Matheus Rocca dos Santos*

Artigo - Federal - 2017/3621

Em 2.1.2018, foi publicada a Solução de Consulta da Coordenação-Geral de Tributação ("COSIT") da Receita Federal do Brasil ("RFB") n. 659, de 27.12.2017, que abordou o tratamento tributário de cisão de pessoa jurídica que havia aplicado o método do custo atribuído (deemed cost) quando da adoção inicial dos novos padrões e métodos contábeis, o que resultou em aumento do valor contábil dos ativos.

Nos termos da decisão proferida pela COSIT, o tratamento tributário dos valores registrados a título de custo atribuído difere, substancialmente, a depender de este ter sido efetuado (i) antes da adoção inicial do regime previsto na Lei n. 12973, de 13.5.2014, hipótese em que a cisão acarreta a tributação de tais valores, ou (ii) na vigência do regime da Lei n. 12973, sendo possível o diferimento da tributação dos saldos dos ativos até sua efetiva realização.

Sem a pretensão de esgotar a análise do tema, serão apresentados breves comentários sobre os aspectos contábeis aplicáveis ao fato narrado na consulta formulada pelo contribuinte, o regime tributário introduzido pela Lei n. 12973, no contexto da extinção do Regime Tributário de Transição ("RTT"), e sobre a conclusão atingida pela COSIT na resposta ao contribuinte.

A despeito de a decisão tratar, também, do tratamento tributário a ser dado às divergências entre taxas de depreciação contábil e fiscal, será analisado, especificamente, o entendimento da COSIT sobre a tributação das diferenças dos valores de ativos em razão de sua avaliação a valor justo ("AVJ") no contexto da aplicação do custo atribuído.

## DADOS FORNECIDOS:
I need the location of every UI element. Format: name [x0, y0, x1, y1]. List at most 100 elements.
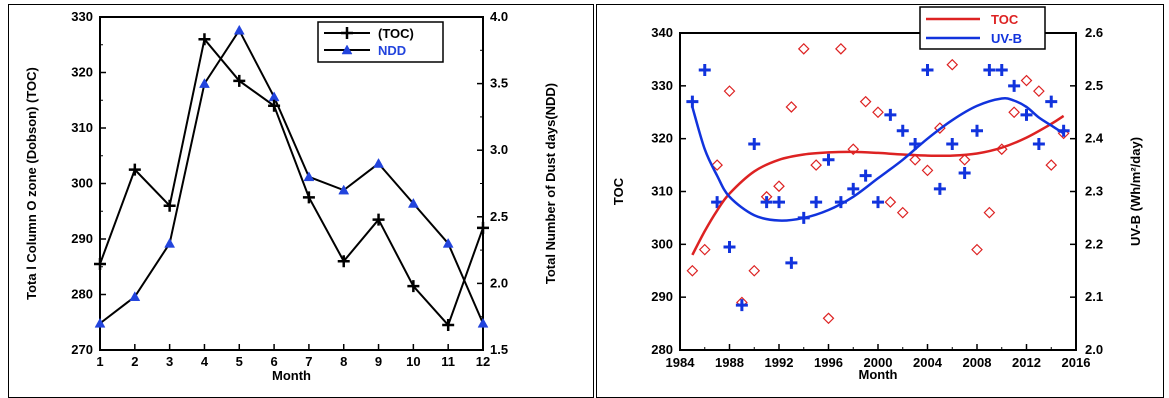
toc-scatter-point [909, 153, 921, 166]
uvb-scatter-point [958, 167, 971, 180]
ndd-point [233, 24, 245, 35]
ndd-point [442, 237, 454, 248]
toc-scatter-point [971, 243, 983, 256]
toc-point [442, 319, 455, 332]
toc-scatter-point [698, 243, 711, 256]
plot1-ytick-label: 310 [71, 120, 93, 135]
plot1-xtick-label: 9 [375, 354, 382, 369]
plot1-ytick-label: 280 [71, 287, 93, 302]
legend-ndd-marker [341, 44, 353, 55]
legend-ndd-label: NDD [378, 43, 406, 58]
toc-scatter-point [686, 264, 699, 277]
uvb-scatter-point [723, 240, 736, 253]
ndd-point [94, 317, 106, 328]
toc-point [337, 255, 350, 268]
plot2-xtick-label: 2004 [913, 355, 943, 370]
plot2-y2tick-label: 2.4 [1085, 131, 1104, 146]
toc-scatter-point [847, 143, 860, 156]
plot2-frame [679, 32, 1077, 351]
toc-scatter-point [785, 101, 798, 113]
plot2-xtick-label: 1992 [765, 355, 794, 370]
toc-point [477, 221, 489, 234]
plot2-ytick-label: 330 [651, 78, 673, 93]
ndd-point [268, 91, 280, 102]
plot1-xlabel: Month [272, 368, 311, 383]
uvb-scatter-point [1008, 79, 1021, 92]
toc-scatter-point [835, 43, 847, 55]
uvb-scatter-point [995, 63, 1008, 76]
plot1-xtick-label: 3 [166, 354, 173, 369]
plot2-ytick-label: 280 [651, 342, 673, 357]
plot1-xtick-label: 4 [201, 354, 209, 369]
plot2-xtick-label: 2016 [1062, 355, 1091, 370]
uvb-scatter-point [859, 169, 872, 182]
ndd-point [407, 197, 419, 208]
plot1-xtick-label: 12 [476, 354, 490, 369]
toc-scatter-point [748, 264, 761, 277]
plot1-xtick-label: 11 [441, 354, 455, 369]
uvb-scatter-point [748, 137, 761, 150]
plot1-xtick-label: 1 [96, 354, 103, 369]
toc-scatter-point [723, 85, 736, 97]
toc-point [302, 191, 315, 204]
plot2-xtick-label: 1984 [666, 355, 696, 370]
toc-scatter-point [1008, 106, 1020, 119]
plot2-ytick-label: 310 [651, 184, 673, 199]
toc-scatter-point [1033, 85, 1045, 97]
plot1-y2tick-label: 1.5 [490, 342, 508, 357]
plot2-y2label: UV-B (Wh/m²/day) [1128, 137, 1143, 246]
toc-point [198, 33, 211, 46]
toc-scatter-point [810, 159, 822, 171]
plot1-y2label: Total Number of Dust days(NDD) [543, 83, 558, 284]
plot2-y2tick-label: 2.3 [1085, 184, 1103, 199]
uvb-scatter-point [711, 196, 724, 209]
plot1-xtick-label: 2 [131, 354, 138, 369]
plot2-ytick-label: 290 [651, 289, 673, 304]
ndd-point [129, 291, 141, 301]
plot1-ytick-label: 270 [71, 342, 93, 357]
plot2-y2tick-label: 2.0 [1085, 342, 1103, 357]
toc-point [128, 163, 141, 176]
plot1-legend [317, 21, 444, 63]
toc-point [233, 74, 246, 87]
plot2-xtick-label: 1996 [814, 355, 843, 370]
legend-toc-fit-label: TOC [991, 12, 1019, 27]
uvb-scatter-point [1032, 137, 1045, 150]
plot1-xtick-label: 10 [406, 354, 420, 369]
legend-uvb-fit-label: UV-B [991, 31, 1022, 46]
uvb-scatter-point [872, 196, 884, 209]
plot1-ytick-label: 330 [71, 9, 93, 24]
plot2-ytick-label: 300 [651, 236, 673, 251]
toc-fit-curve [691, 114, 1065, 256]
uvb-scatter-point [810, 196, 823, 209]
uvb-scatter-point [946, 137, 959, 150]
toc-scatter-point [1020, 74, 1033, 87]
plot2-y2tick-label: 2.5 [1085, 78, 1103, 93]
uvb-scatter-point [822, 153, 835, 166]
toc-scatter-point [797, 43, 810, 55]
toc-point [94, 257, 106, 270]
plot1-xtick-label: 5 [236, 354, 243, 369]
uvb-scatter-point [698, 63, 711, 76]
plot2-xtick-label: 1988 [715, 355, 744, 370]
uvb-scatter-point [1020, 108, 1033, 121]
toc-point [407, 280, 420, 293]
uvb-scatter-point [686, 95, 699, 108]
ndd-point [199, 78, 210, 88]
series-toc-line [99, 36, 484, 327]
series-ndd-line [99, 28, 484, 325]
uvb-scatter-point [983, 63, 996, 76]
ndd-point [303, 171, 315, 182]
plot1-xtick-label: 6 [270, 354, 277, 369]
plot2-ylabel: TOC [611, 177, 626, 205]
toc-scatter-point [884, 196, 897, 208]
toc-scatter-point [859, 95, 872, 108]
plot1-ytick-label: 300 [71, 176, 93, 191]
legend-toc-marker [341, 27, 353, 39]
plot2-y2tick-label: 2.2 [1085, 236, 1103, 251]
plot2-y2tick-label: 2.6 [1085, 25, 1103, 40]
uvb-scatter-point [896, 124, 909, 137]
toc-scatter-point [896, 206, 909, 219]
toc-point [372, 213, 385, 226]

## O QUE FAZER:
Copie na íntegra o texto sobre a tributação do custo atribuído na cisão de pessoa jurídica, sem nenhuma alteração.

## EM RESPOSTA:
Matheus Rocca dos Santos*

Artigo - Federal - 2017/3621

Em 2.1.2018, foi publicada a Solução de Consulta da Coordenação-Geral de Tributação ("COSIT") da Receita Federal do Brasil ("RFB") n. 659, de 27.12.2017, que abordou o tratamento tributário de cisão de pessoa jurídica que havia aplicado o método do custo atribuído (deemed cost) quando da adoção inicial dos novos padrões e métodos contábeis, o que resultou em aumento do valor contábil dos ativos.

Nos termos da decisão proferida pela COSIT, o tratamento tributário dos valores registrados a título de custo atribuído difere, substancialmente, a depender de este ter sido efetuado (i) antes da adoção inicial do regime previsto na Lei n. 12973, de 13.5.2014, hipótese em que a cisão acarreta a tributação de tais valores, ou (ii) na vigência do regime da Lei n. 12973, sendo possível o diferimento da tributação dos saldos dos ativos até sua efetiva realização.

Sem a pretensão de esgotar a análise do tema, serão apresentados breves comentários sobre os aspectos contábeis aplicáveis ao fato narrado na consulta formulada pelo contribuinte, o regime tributário introduzido pela Lei n. 12973, no contexto da extinção do Regime Tributário de Transição ("RTT"), e sobre a conclusão atingida pela COSIT na resposta ao contribuinte.

A despeito de a decisão tratar, também, do tratamento tributário a ser dado às divergências entre taxas de depreciação contábil e fiscal, será analisado, especificamente, o entendimento da COSIT sobre a tributação das diferenças dos valores de ativos em razão de sua avaliação a valor justo ("AVJ") no contexto da aplicação do custo atribuído.